## REQUIRED TASK
Transcribe all the records with complete accuracy.

* begin RECORDED DATA *

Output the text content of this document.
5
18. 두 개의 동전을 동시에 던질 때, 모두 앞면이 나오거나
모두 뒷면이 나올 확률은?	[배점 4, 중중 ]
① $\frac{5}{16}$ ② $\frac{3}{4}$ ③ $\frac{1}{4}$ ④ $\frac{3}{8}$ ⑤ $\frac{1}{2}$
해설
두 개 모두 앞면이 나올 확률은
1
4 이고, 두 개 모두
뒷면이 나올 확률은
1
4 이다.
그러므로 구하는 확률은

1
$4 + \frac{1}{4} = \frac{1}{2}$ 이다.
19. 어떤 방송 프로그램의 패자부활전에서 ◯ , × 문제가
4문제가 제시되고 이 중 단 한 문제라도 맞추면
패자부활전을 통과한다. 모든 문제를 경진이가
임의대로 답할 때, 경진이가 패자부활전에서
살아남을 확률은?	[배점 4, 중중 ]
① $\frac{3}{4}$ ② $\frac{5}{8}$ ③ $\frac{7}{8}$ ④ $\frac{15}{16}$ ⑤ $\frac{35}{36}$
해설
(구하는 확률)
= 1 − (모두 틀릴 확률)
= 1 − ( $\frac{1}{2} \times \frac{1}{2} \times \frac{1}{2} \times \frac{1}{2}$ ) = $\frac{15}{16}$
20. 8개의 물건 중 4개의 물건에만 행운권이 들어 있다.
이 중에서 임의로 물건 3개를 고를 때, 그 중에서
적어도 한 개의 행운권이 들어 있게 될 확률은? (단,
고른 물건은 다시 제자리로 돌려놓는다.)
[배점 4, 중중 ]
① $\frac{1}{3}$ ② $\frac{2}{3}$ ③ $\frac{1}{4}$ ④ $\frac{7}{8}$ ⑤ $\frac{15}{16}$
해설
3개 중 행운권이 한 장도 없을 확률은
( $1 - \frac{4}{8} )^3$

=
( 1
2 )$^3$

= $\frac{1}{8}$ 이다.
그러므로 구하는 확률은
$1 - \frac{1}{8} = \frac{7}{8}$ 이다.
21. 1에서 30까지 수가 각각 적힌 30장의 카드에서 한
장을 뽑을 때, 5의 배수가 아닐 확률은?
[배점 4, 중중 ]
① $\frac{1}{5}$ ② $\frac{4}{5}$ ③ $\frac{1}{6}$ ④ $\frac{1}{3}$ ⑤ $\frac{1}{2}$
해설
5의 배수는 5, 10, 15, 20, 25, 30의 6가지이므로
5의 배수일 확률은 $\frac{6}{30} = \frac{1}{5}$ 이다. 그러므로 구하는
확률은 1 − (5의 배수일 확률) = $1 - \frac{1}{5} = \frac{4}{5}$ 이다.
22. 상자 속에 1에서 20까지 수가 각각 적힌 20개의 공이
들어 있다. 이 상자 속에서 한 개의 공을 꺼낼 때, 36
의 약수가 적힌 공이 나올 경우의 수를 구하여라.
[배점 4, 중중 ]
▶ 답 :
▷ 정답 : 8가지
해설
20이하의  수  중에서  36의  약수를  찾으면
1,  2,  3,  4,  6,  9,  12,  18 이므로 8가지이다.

* end RECORDED DATA *

## WRITTEN ANSWER
Output the text content of this document.
5
18. 두 개의 동전을 동시에 던질 때, 모두 앞면이 나오거나
모두 뒷면이 나올 확률은?	[배점 4, 중중 ]
① $\frac{5}{16}$ ② $\frac{3}{4}$ ③ $\frac{1}{4}$ ④ $\frac{3}{8}$ ⑤ $\frac{1}{2}$
해설
두 개 모두 앞면이 나올 확률은
1
4 이고, 두 개 모두
뒷면이 나올 확률은
1
4 이다.
그러므로 구하는 확률은

1
$4 + \frac{1}{4} = \frac{1}{2}$ 이다.
19. 어떤 방송 프로그램의 패자부활전에서 ◯ , × 문제가
4문제가 제시되고 이 중 단 한 문제라도 맞추면
패자부활전을 통과한다. 모든 문제를 경진이가
임의대로 답할 때, 경진이가 패자부활전에서
살아남을 확률은?	[배점 4, 중중 ]
① $\frac{3}{4}$ ② $\frac{5}{8}$ ③ $\frac{7}{8}$ ④ $\frac{15}{16}$ ⑤ $\frac{35}{36}$
해설
(구하는 확률)
= 1 − (모두 틀릴 확률)
= 1 − ( $\frac{1}{2} \times \frac{1}{2} \times \frac{1}{2} \times \frac{1}{2}$ ) = $\frac{15}{16}$
20. 8개의 물건 중 4개의 물건에만 행운권이 들어 있다.
이 중에서 임의로 물건 3개를 고를 때, 그 중에서
적어도 한 개의 행운권이 들어 있게 될 확률은? (단,
고른 물건은 다시 제자리로 돌려놓는다.)
[배점 4, 중중 ]
① $\frac{1}{3}$ ② $\frac{2}{3}$ ③ $\frac{1}{4}$ ④ $\frac{7}{8}$ ⑤ $\frac{15}{16}$
해설
3개 중 행운권이 한 장도 없을 확률은
( $1 - \frac{4}{8} )^3$

=
( 1
2 )$^3$

= $\frac{1}{8}$ 이다.
그러므로 구하는 확률은
$1 - \frac{1}{8} = \frac{7}{8}$ 이다.
21. 1에서 30까지 수가 각각 적힌 30장의 카드에서 한
장을 뽑을 때, 5의 배수가 아닐 확률은?
[배점 4, 중중 ]
① $\frac{1}{5}$ ② $\frac{4}{5}$ ③ $\frac{1}{6}$ ④ $\frac{1}{3}$ ⑤ $\frac{1}{2}$
해설
5의 배수는 5, 10, 15, 20, 25, 30의 6가지이므로
5의 배수일 확률은 $\frac{6}{30} = \frac{1}{5}$ 이다. 그러므로 구하는
확률은 1 − (5의 배수일 확률) = $1 - \frac{1}{5} = \frac{4}{5}$ 이다.
22. 상자 속에 1에서 20까지 수가 각각 적힌 20개의 공이
들어 있다. 이 상자 속에서 한 개의 공을 꺼낼 때, 36
의 약수가 적힌 공이 나올 경우의 수를 구하여라.
[배점 4, 중중 ]
▶ 답 :
▷ 정답 : 8가지
해설
20이하의  수  중에서  36의  약수를  찾으면
1,  2,  3,  4,  6,  9,  12,  18 이므로 8가지이다.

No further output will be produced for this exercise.